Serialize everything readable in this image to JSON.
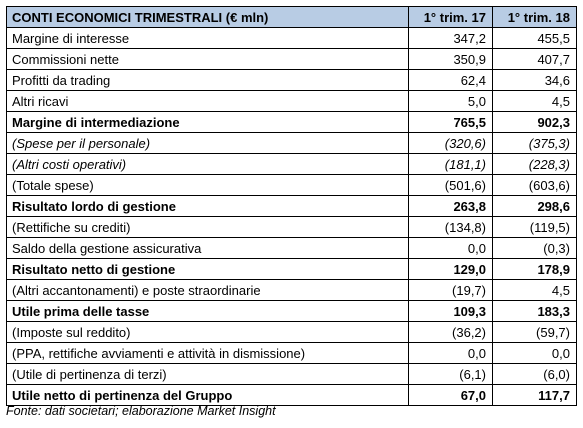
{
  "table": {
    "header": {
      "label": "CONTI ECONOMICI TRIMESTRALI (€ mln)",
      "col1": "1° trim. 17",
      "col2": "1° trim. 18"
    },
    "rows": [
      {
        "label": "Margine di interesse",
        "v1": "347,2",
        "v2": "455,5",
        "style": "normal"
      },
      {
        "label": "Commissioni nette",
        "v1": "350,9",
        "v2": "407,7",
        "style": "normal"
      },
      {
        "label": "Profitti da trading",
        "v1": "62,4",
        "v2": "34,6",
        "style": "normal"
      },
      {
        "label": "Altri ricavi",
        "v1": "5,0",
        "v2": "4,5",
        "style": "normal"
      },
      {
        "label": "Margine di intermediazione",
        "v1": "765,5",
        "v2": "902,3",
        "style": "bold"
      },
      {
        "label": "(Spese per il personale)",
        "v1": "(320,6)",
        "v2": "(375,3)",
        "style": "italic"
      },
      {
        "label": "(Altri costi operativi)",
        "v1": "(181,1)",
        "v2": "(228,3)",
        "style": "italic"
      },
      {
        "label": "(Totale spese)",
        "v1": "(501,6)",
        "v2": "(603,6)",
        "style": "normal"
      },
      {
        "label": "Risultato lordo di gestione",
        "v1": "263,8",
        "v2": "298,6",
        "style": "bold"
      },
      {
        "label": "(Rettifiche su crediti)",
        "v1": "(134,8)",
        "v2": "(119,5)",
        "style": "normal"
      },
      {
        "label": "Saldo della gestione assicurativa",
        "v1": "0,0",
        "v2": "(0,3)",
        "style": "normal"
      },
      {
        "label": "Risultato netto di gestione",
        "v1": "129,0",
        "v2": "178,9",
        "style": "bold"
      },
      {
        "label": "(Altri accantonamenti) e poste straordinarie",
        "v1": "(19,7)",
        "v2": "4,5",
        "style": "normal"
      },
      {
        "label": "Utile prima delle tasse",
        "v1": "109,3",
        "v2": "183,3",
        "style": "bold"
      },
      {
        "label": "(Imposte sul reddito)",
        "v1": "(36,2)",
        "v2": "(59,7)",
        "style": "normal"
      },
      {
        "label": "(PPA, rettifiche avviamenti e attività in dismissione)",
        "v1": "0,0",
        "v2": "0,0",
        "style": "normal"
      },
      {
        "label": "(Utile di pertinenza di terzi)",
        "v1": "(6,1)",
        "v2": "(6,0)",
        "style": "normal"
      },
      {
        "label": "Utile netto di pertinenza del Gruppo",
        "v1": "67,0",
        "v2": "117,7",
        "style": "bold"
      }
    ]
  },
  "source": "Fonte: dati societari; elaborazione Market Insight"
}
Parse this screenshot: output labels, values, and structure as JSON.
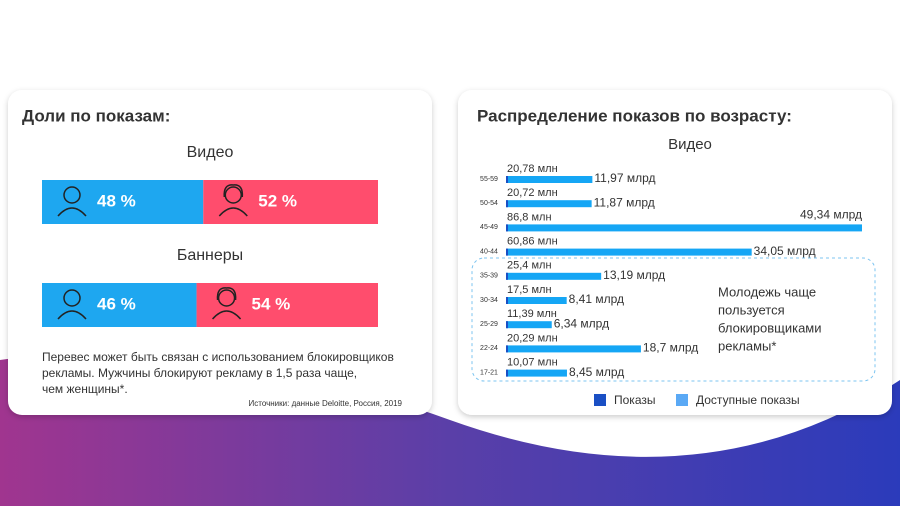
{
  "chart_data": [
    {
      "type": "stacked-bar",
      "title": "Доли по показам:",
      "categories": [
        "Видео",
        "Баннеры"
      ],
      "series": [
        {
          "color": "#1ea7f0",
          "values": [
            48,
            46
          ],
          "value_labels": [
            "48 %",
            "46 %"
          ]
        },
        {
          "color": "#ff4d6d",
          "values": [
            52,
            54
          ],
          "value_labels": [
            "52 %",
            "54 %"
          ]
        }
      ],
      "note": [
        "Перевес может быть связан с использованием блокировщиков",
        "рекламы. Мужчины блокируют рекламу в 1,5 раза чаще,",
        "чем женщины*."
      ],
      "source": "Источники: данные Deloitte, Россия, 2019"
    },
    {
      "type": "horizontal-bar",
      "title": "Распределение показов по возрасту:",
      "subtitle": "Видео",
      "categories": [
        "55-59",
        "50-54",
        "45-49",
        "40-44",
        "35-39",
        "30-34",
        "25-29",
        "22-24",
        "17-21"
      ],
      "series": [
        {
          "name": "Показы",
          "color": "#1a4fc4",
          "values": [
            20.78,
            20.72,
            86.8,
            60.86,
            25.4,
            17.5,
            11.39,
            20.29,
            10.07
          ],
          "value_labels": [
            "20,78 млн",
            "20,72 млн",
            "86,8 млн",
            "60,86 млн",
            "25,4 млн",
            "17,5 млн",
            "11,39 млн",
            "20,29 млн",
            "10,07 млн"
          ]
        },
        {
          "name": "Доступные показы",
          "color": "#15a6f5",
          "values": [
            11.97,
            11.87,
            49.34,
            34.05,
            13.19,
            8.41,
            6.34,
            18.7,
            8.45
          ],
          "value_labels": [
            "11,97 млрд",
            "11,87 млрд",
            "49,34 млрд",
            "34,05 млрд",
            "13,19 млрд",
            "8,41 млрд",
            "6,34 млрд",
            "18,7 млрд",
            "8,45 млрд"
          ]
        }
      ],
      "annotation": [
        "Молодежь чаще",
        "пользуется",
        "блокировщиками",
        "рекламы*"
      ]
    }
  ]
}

^^^^^^^^^^^^^^^^

-- To be done --
Select every line of the material above holding the word "чаще" and copy it.

-- The result --
        "рекламы. Мужчины блокируют рекламу в 1,5 раза чаще,",
        "Молодежь чаще",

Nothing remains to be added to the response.